**Provided data**:

********

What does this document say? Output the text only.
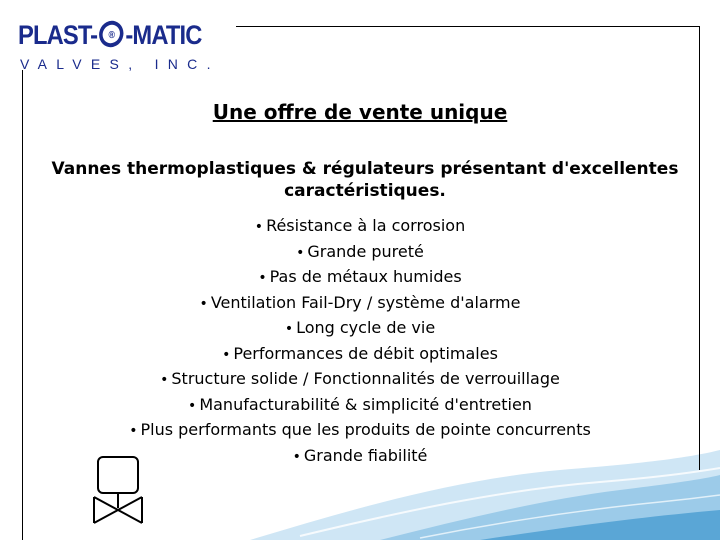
PLAST- ® -MATIC
VALVES, INC.
Une offre de vente unique
Vannes thermoplastiques & régulateurs présentant d'excellentes caractéristiques.
• Résistance à la corrosion
• Grande pureté
• Pas de métaux humides
• Ventilation Fail-Dry / système d'alarme
• Long cycle de vie
• Performances de débit optimales
• Structure solide / Fonctionnalités de verrouillage
• Manufacturabilité & simplicité d'entretien
• Plus performants que les produits de pointe concurrents
• Grande fiabilité
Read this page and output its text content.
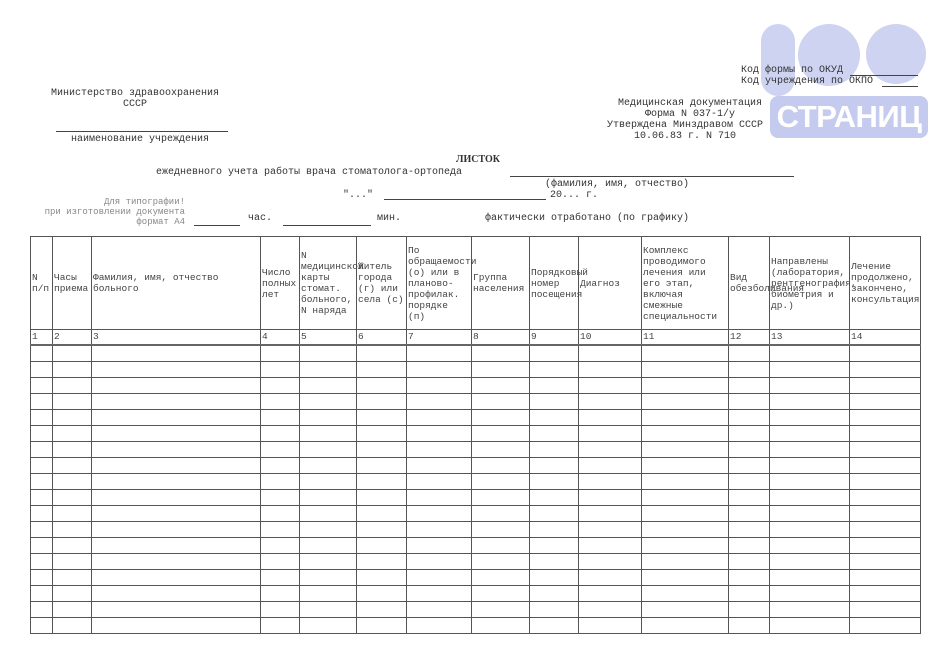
СТРАНИЦ
Министерство здравоохранения
СССР
наименование учреждения
Код формы по ОКУД
Код учреждения по ОКПО
Медицинская документация
Форма N 037-1/у
Утверждена Минздравом СССР
10.06.83 г. N 710
ЛИСТОК
ежедневного учета работы врача стоматолога-ортопеда
(фамилия, имя, отчество)
"..."	20... г.
Для типографии!
при изготовлении документа
формат А4	час.	мин.	фактически отработано (по графику)
N п/п	Часы приема	Фамилия, имя, отчество больного	Число полных лет	N медицинской карты стомат. больного, N наряда	Житель города (г) или села (с)	По обращаемости (о) или в планово-профилак. порядке (п)	Группа населения	Порядковый номер посещения	Диагноз	Комплекс проводимого лечения или его этап, включая смежные специальности	Вид обезболивания	Направлены (лаборатория, рентгенография, биометрия и др.)	Лечение продолжено, закончено, консультация
1	2	3	4	5	6	7	8	9	10	11	12	13	14
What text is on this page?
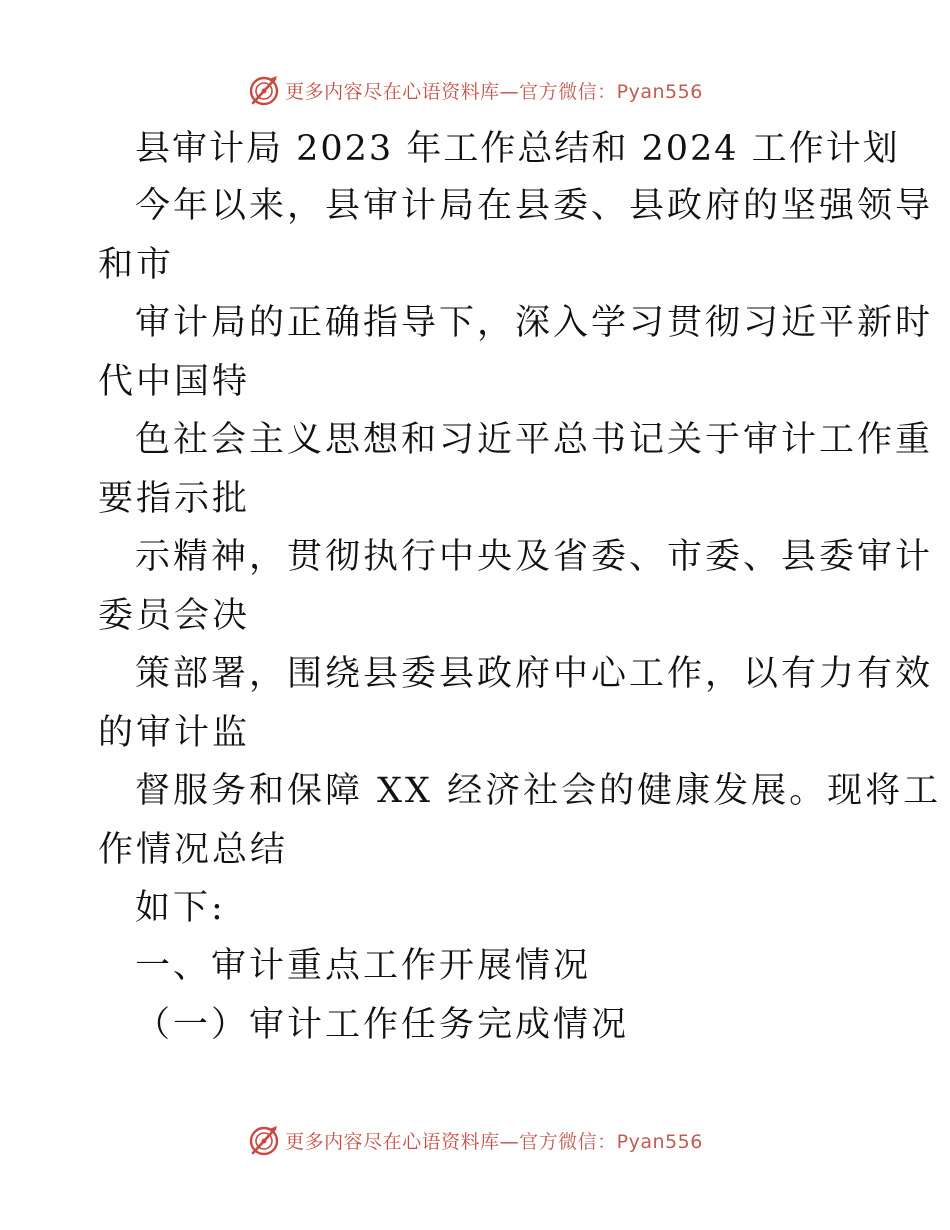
更多内容尽在心语资料库—官方微信：Pyan556
县审计局 2023 年工作总结和 2024 工作计划
今年以来，县审计局在县委、县政府的坚强领导
和市
审计局的正确指导下，深入学习贯彻习近平新时
代中国特
色社会主义思想和习近平总书记关于审计工作重
要指示批
示精神，贯彻执行中央及省委、市委、县委审计
委员会决
策部署，围绕县委县政府中心工作，以有力有效
的审计监
督服务和保障 XX 经济社会的健康发展。现将工
作情况总结
如下:
一、审计重点工作开展情况
（一）审计工作任务完成情况
更多内容尽在心语资料库—官方微信：Pyan556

********

**Task to carry out**: Find the word "учреждения" in the entries, and copy every line it shows up in.

**Output of the task**:
наименование учреждения
Код учреждения по ОКПО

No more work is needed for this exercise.